* JOB *
Repeat the whole listing below, word for word.

* Saved data entries *
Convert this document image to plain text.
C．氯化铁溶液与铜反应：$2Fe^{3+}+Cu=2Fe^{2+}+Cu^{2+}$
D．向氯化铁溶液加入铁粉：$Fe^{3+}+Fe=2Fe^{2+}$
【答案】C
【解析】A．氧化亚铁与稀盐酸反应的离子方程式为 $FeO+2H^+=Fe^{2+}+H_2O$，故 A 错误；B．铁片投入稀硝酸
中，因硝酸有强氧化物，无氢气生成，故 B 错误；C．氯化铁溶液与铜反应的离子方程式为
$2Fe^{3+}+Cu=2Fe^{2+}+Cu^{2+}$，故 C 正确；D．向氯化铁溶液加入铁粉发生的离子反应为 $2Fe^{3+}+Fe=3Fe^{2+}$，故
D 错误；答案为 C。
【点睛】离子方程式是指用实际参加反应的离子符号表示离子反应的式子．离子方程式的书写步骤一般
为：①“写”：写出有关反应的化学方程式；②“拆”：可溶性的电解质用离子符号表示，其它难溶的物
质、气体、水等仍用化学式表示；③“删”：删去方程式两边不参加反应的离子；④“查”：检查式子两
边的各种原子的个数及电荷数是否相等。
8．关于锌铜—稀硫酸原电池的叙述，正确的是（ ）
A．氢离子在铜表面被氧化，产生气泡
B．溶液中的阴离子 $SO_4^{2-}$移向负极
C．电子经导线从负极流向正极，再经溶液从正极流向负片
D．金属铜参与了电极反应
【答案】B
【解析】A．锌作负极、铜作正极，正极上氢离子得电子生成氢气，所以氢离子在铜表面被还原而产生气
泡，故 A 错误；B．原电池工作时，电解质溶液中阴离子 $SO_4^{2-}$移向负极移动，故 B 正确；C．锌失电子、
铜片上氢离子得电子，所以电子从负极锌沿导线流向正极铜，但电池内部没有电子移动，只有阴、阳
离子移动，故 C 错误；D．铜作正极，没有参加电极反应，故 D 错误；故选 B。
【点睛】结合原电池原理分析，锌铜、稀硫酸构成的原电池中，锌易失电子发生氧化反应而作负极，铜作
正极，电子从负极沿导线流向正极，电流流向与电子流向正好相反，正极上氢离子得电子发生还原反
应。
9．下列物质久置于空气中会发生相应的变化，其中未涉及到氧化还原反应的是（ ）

* COMPLETED EXERCISE *
Convert this document image to plain text.
C．氯化铁溶液与铜反应：$2Fe^{3+}+Cu=2Fe^{2+}+Cu^{2+}$
D．向氯化铁溶液加入铁粉：$Fe^{3+}+Fe=2Fe^{2+}$
【答案】C
【解析】A．氧化亚铁与稀盐酸反应的离子方程式为 $FeO+2H^+=Fe^{2+}+H_2O$，故 A 错误；B．铁片投入稀硝酸
中，因硝酸有强氧化物，无氢气生成，故 B 错误；C．氯化铁溶液与铜反应的离子方程式为
$2Fe^{3+}+Cu=2Fe^{2+}+Cu^{2+}$，故 C 正确；D．向氯化铁溶液加入铁粉发生的离子反应为 $2Fe^{3+}+Fe=3Fe^{2+}$，故
D 错误；答案为 C。
【点睛】离子方程式是指用实际参加反应的离子符号表示离子反应的式子．离子方程式的书写步骤一般
为：①“写”：写出有关反应的化学方程式；②“拆”：可溶性的电解质用离子符号表示，其它难溶的物
质、气体、水等仍用化学式表示；③“删”：删去方程式两边不参加反应的离子；④“查”：检查式子两
边的各种原子的个数及电荷数是否相等。
8．关于锌铜—稀硫酸原电池的叙述，正确的是（ ）
A．氢离子在铜表面被氧化，产生气泡
B．溶液中的阴离子 $SO_4^{2-}$移向负极
C．电子经导线从负极流向正极，再经溶液从正极流向负片
D．金属铜参与了电极反应
【答案】B
【解析】A．锌作负极、铜作正极，正极上氢离子得电子生成氢气，所以氢离子在铜表面被还原而产生气
泡，故 A 错误；B．原电池工作时，电解质溶液中阴离子 $SO_4^{2-}$移向负极移动，故 B 正确；C．锌失电子、
铜片上氢离子得电子，所以电子从负极锌沿导线流向正极铜，但电池内部没有电子移动，只有阴、阳
离子移动，故 C 错误；D．铜作正极，没有参加电极反应，故 D 错误；故选 B。
【点睛】结合原电池原理分析，锌铜、稀硫酸构成的原电池中，锌易失电子发生氧化反应而作负极，铜作
正极，电子从负极沿导线流向正极，电流流向与电子流向正好相反，正极上氢离子得电子发生还原反
应。
9．下列物质久置于空气中会发生相应的变化，其中未涉及到氧化还原反应的是（ ）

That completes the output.